Data for this task
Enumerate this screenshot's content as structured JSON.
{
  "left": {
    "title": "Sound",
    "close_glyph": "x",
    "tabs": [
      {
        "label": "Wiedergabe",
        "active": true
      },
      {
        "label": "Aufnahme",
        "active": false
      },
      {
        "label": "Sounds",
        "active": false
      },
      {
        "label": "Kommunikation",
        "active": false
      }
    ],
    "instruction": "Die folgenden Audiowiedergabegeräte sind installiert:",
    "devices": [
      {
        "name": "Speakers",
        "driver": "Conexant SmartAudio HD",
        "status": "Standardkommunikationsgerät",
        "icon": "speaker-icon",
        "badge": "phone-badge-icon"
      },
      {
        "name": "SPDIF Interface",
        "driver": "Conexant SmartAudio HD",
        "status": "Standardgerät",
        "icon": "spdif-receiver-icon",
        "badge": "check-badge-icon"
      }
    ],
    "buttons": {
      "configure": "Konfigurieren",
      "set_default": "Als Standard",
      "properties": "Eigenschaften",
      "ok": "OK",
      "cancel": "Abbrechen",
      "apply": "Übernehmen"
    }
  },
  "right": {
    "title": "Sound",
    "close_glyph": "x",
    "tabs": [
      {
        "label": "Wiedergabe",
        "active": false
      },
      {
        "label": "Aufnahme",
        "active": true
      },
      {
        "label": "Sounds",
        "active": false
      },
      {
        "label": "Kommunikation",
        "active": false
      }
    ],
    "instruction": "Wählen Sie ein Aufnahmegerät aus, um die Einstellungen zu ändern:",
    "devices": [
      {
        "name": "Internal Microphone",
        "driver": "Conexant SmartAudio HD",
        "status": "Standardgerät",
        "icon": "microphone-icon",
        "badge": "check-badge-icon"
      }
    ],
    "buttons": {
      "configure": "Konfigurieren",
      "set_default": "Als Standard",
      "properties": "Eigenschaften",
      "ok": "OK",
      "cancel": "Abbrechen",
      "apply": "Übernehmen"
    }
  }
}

What is required
Every record shown above should be written out again exactly.

Answer in full
Enumerate this screenshot's content as structured JSON.
{
  "left": {
    "title": "Sound",
    "close_glyph": "x",
    "tabs": [
      {
        "label": "Wiedergabe",
        "active": true
      },
      {
        "label": "Aufnahme",
        "active": false
      },
      {
        "label": "Sounds",
        "active": false
      },
      {
        "label": "Kommunikation",
        "active": false
      }
    ],
    "instruction": "Die folgenden Audiowiedergabegeräte sind installiert:",
    "devices": [
      {
        "name": "Speakers",
        "driver": "Conexant SmartAudio HD",
        "status": "Standardkommunikationsgerät",
        "icon": "speaker-icon",
        "badge": "phone-badge-icon"
      },
      {
        "name": "SPDIF Interface",
        "driver": "Conexant SmartAudio HD",
        "status": "Standardgerät",
        "icon": "spdif-receiver-icon",
        "badge": "check-badge-icon"
      }
    ],
    "buttons": {
      "configure": "Konfigurieren",
      "set_default": "Als Standard",
      "properties": "Eigenschaften",
      "ok": "OK",
      "cancel": "Abbrechen",
      "apply": "Übernehmen"
    }
  },
  "right": {
    "title": "Sound",
    "close_glyph": "x",
    "tabs": [
      {
        "label": "Wiedergabe",
        "active": false
      },
      {
        "label": "Aufnahme",
        "active": true
      },
      {
        "label": "Sounds",
        "active": false
      },
      {
        "label": "Kommunikation",
        "active": false
      }
    ],
    "instruction": "Wählen Sie ein Aufnahmegerät aus, um die Einstellungen zu ändern:",
    "devices": [
      {
        "name": "Internal Microphone",
        "driver": "Conexant SmartAudio HD",
        "status": "Standardgerät",
        "icon": "microphone-icon",
        "badge": "check-badge-icon"
      }
    ],
    "buttons": {
      "configure": "Konfigurieren",
      "set_default": "Als Standard",
      "properties": "Eigenschaften",
      "ok": "OK",
      "cancel": "Abbrechen",
      "apply": "Übernehmen"
    }
  }
}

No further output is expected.